══ Dataset excerpts ══

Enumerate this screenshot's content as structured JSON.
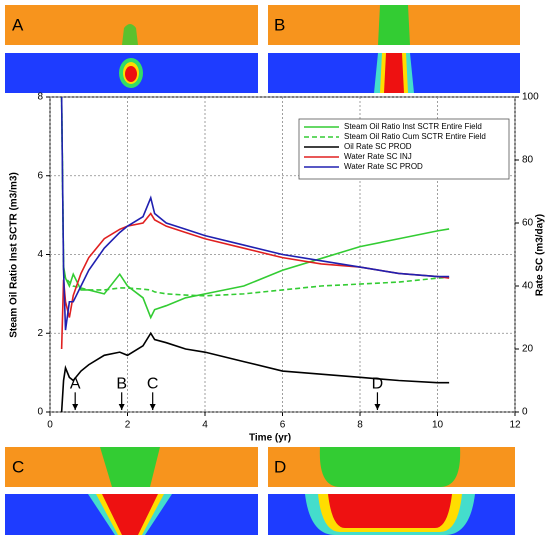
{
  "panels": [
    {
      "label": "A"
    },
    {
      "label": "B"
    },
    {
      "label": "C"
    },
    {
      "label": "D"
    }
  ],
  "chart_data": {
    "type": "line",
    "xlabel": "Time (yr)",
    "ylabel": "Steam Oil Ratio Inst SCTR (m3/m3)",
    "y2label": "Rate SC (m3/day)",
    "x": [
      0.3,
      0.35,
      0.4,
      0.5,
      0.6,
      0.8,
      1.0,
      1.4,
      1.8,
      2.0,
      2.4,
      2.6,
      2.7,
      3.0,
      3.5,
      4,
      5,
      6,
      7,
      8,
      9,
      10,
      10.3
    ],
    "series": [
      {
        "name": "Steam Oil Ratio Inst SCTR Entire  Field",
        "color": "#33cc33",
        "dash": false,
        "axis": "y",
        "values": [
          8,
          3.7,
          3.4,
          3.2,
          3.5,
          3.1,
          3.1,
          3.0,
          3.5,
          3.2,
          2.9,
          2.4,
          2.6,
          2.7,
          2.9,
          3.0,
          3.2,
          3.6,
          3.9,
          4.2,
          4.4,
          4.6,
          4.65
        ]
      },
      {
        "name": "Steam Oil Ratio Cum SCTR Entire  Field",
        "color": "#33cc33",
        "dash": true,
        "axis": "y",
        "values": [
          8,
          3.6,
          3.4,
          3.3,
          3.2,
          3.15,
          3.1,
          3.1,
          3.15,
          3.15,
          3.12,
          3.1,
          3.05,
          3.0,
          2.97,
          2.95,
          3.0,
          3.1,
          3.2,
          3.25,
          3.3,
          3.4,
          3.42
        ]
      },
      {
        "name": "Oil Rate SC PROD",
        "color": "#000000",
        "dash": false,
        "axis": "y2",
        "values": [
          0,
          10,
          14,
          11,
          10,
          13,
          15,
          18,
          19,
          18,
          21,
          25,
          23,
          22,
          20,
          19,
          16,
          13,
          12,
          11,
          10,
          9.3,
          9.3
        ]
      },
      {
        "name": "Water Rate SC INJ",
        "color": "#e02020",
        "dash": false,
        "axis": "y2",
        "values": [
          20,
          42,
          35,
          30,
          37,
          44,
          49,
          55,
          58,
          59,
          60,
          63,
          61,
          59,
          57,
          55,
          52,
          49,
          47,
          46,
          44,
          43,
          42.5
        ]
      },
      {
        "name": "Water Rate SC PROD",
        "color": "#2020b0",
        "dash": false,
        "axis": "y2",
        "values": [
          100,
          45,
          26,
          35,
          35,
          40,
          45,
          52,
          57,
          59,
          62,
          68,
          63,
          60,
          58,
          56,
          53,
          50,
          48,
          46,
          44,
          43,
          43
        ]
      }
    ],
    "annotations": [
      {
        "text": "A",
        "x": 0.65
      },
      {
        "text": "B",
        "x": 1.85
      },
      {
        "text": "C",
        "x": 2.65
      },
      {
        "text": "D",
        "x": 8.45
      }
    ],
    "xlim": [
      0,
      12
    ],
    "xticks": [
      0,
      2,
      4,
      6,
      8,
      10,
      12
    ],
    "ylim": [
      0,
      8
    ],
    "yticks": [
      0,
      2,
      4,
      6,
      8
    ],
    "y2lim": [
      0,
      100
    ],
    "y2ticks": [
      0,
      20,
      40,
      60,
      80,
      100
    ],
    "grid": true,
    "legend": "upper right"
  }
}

═══
══ Dataset excerpts ══

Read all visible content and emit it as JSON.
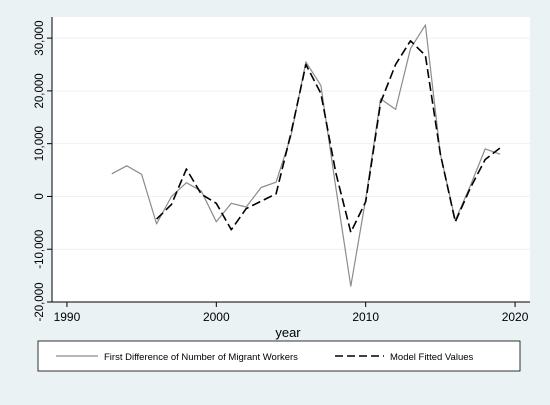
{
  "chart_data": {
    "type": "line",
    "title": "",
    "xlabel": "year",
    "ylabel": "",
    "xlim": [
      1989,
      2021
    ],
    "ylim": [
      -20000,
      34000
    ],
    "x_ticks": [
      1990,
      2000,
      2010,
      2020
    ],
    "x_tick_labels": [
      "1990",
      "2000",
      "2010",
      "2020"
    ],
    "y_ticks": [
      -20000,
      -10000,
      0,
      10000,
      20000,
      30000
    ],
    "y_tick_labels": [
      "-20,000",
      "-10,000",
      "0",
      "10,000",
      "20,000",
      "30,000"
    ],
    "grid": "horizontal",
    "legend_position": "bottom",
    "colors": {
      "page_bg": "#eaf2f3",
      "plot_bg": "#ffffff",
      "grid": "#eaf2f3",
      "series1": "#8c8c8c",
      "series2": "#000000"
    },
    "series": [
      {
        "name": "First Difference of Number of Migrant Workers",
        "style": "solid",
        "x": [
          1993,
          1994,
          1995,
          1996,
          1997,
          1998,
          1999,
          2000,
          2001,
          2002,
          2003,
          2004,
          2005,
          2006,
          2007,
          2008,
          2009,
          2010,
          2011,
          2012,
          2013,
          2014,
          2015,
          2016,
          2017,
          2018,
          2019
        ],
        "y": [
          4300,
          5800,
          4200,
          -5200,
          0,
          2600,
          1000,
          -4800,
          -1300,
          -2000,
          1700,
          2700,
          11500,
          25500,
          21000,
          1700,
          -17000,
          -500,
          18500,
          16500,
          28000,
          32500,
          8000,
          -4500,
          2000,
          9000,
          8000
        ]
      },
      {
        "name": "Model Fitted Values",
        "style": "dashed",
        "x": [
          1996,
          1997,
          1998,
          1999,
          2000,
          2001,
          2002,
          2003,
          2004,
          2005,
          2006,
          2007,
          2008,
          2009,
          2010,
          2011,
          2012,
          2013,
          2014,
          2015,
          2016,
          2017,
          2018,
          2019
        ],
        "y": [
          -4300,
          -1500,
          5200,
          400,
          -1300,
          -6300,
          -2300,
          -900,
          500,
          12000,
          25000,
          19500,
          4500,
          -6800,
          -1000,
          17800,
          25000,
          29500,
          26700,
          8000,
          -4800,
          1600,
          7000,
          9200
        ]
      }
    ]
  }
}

═══

▶ [Written exercise]
How many lines of the listing above include the word "Entire"? State the number and nothing else.

▶ [Response for this exercise]
2